Directions
Identify and pull out each line of the entries in which "TOTAL" occurs.

Figure contents as structured data
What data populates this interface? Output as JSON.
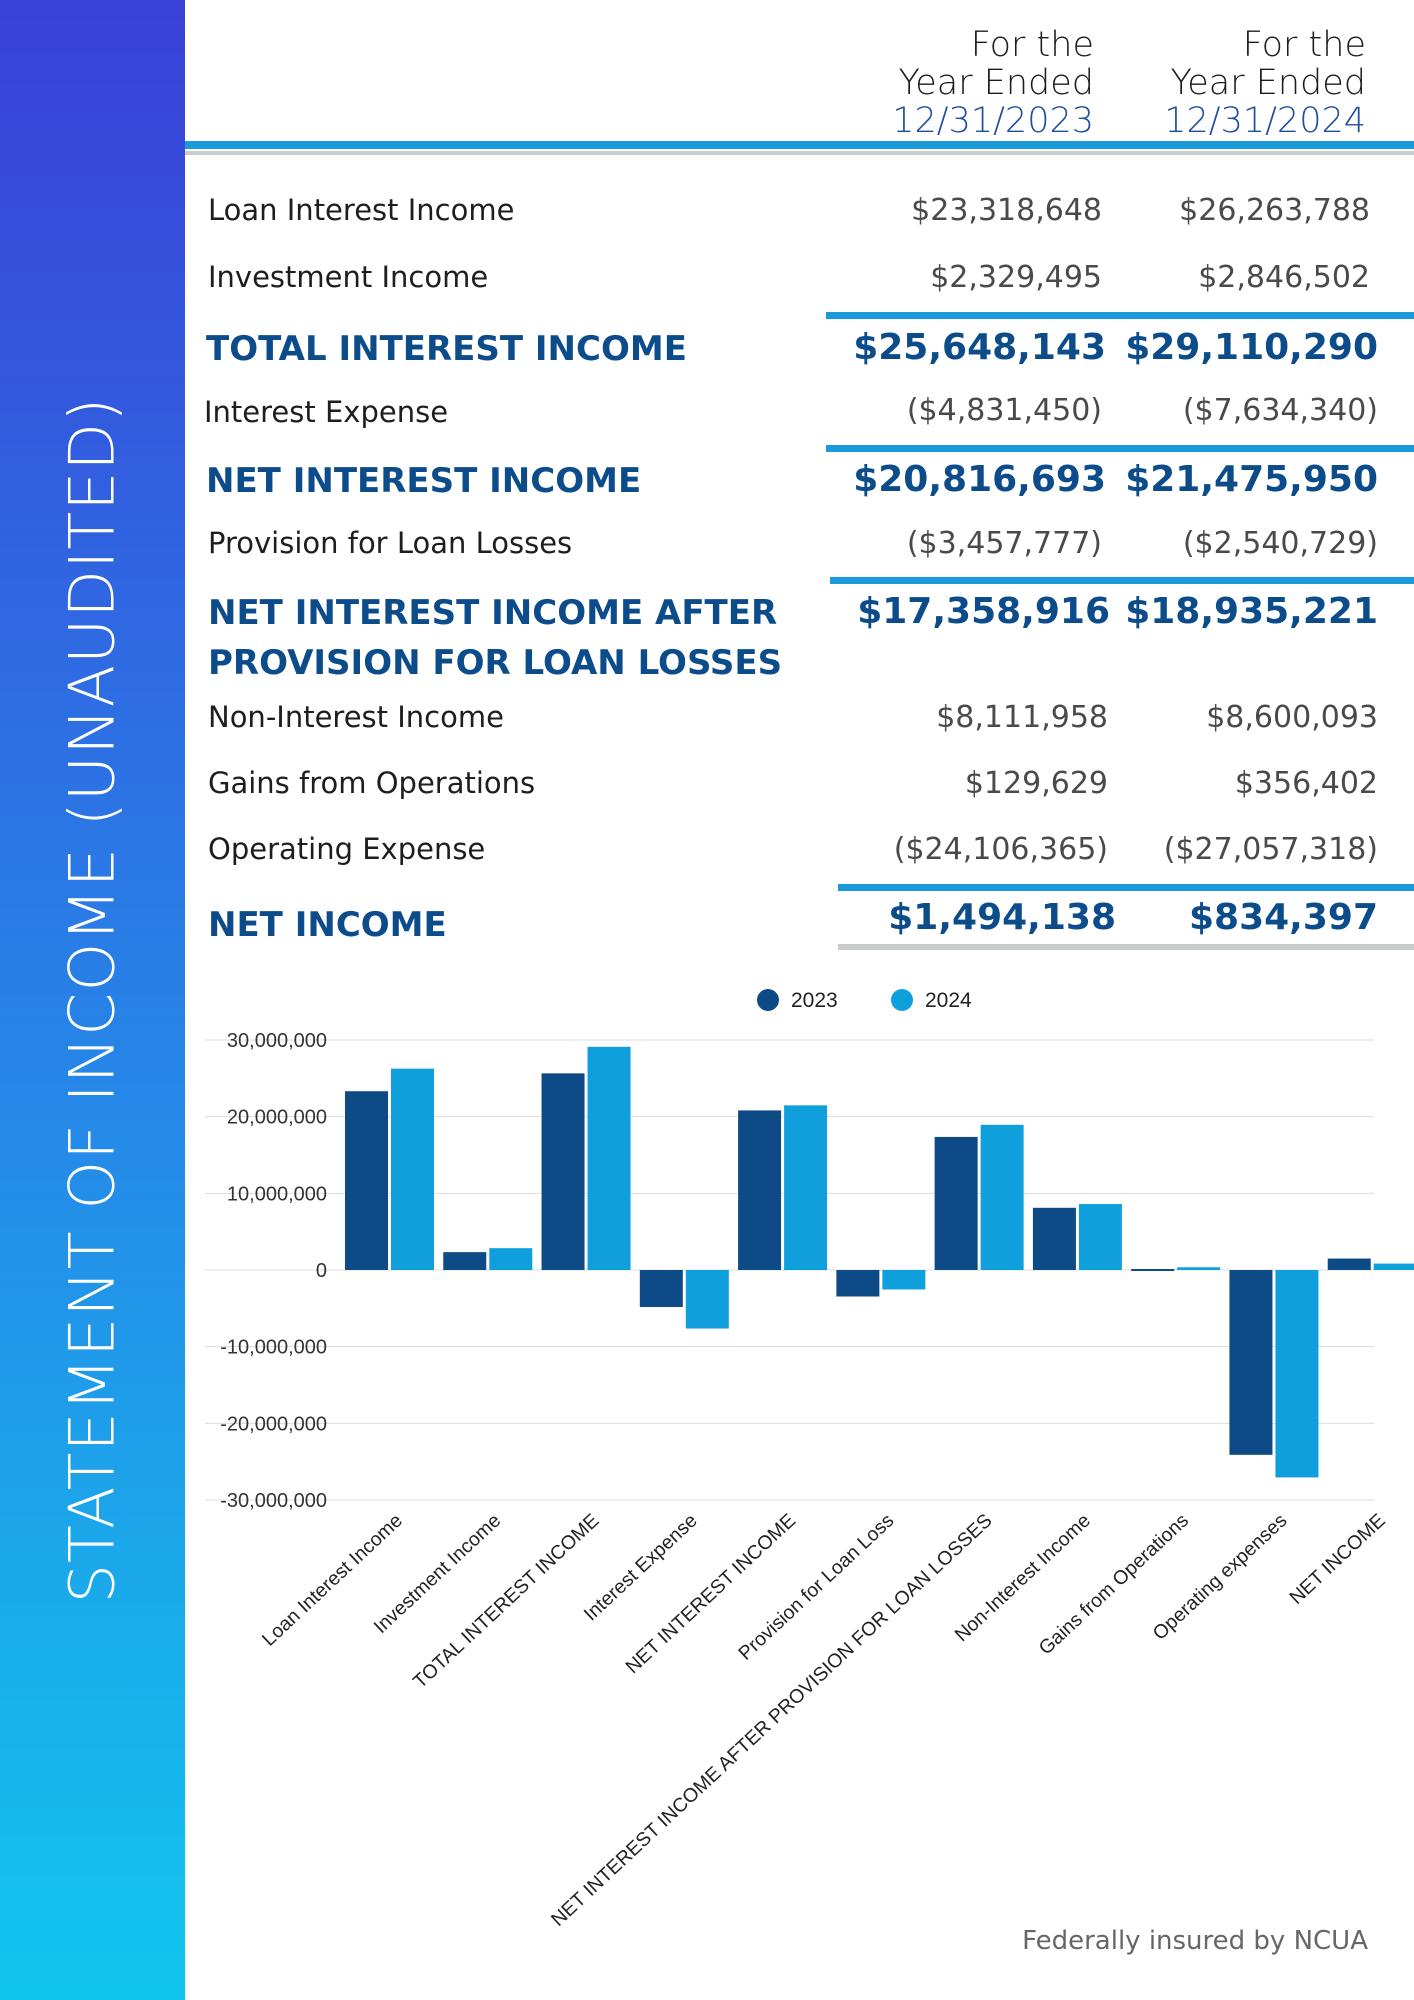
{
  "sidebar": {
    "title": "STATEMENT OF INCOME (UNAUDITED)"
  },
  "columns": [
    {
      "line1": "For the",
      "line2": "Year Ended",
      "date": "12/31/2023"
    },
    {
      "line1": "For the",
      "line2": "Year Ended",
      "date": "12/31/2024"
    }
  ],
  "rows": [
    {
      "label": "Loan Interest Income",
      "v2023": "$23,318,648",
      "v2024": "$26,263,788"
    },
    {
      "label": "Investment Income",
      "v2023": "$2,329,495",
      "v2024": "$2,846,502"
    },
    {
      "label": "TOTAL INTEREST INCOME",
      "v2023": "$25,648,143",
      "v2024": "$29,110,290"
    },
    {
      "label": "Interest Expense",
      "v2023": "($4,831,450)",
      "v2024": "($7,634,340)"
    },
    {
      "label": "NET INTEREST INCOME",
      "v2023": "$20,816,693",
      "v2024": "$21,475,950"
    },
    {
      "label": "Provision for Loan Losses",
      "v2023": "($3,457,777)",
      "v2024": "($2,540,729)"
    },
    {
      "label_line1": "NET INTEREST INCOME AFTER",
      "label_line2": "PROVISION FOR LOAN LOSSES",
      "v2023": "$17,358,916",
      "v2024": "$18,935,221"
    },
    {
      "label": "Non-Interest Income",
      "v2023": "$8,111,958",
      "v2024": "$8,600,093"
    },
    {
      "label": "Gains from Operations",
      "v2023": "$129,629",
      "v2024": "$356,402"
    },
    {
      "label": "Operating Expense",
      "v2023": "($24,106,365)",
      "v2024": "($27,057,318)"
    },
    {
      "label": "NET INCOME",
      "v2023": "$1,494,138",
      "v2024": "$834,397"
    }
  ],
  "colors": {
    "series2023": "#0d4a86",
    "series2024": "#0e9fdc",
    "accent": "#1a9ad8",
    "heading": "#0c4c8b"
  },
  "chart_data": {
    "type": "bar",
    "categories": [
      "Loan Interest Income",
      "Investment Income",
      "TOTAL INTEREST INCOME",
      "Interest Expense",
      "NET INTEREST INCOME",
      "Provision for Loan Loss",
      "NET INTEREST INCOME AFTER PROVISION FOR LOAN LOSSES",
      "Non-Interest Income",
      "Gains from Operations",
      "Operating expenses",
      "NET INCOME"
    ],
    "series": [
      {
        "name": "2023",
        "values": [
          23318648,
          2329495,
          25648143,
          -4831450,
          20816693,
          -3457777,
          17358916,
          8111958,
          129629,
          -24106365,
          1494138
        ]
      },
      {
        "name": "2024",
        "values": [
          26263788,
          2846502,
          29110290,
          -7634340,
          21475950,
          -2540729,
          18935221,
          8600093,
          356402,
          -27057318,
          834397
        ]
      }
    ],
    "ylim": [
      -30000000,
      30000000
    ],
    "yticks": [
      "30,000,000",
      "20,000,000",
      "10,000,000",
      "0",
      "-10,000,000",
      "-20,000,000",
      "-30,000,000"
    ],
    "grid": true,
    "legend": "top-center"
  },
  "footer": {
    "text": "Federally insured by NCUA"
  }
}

Exercise output
      "label": "TOTAL INTEREST INCOME",
      "TOTAL INTEREST INCOME",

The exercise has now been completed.